What to work on: The entries below should be output exactly as written.

Data entries:
--------------------
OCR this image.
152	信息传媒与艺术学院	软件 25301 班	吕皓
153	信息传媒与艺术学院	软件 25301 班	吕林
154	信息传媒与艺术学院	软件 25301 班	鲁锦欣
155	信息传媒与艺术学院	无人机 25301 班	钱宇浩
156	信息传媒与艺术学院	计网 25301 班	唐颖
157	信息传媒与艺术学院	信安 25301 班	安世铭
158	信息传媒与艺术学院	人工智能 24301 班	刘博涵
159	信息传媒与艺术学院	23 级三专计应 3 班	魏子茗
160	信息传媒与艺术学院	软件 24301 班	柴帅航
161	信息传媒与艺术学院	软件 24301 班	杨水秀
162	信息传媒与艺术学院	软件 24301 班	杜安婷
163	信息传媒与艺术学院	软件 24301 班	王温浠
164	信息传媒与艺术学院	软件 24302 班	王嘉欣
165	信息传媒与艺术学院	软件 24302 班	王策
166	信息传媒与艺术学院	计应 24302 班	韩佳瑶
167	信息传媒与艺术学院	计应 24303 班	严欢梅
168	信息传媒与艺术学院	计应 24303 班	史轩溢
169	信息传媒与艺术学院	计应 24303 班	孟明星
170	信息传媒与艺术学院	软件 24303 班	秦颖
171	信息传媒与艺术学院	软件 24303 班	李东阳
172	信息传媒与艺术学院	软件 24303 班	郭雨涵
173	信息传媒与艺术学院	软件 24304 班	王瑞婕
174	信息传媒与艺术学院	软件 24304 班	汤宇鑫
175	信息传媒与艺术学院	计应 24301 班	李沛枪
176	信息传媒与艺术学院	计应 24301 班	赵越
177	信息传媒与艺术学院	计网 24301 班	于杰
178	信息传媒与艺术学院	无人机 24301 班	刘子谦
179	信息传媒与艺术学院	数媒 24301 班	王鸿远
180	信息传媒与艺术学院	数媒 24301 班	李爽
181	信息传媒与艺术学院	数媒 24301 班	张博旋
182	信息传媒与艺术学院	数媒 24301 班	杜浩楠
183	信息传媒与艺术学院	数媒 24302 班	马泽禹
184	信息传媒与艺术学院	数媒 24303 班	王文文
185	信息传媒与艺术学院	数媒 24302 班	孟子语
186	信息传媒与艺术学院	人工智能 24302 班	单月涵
--------------------
Solved problem:
OCR this image.
152	信息传媒与艺术学院	软件 25301 班	吕皓
153	信息传媒与艺术学院	软件 25301 班	吕林
154	信息传媒与艺术学院	软件 25301 班	鲁锦欣
155	信息传媒与艺术学院	无人机 25301 班	钱宇浩
156	信息传媒与艺术学院	计网 25301 班	唐颖
157	信息传媒与艺术学院	信安 25301 班	安世铭
158	信息传媒与艺术学院	人工智能 24301 班	刘博涵
159	信息传媒与艺术学院	23 级三专计应 3 班	魏子茗
160	信息传媒与艺术学院	软件 24301 班	柴帅航
161	信息传媒与艺术学院	软件 24301 班	杨水秀
162	信息传媒与艺术学院	软件 24301 班	杜安婷
163	信息传媒与艺术学院	软件 24301 班	王温浠
164	信息传媒与艺术学院	软件 24302 班	王嘉欣
165	信息传媒与艺术学院	软件 24302 班	王策
166	信息传媒与艺术学院	计应 24302 班	韩佳瑶
167	信息传媒与艺术学院	计应 24303 班	严欢梅
168	信息传媒与艺术学院	计应 24303 班	史轩溢
169	信息传媒与艺术学院	计应 24303 班	孟明星
170	信息传媒与艺术学院	软件 24303 班	秦颖
171	信息传媒与艺术学院	软件 24303 班	李东阳
172	信息传媒与艺术学院	软件 24303 班	郭雨涵
173	信息传媒与艺术学院	软件 24304 班	王瑞婕
174	信息传媒与艺术学院	软件 24304 班	汤宇鑫
175	信息传媒与艺术学院	计应 24301 班	李沛枪
176	信息传媒与艺术学院	计应 24301 班	赵越
177	信息传媒与艺术学院	计网 24301 班	于杰
178	信息传媒与艺术学院	无人机 24301 班	刘子谦
179	信息传媒与艺术学院	数媒 24301 班	王鸿远
180	信息传媒与艺术学院	数媒 24301 班	李爽
181	信息传媒与艺术学院	数媒 24301 班	张博旋
182	信息传媒与艺术学院	数媒 24301 班	杜浩楠
183	信息传媒与艺术学院	数媒 24302 班	马泽禹
184	信息传媒与艺术学院	数媒 24303 班	王文文
185	信息传媒与艺术学院	数媒 24302 班	孟子语
186	信息传媒与艺术学院	人工智能 24302 班	单月涵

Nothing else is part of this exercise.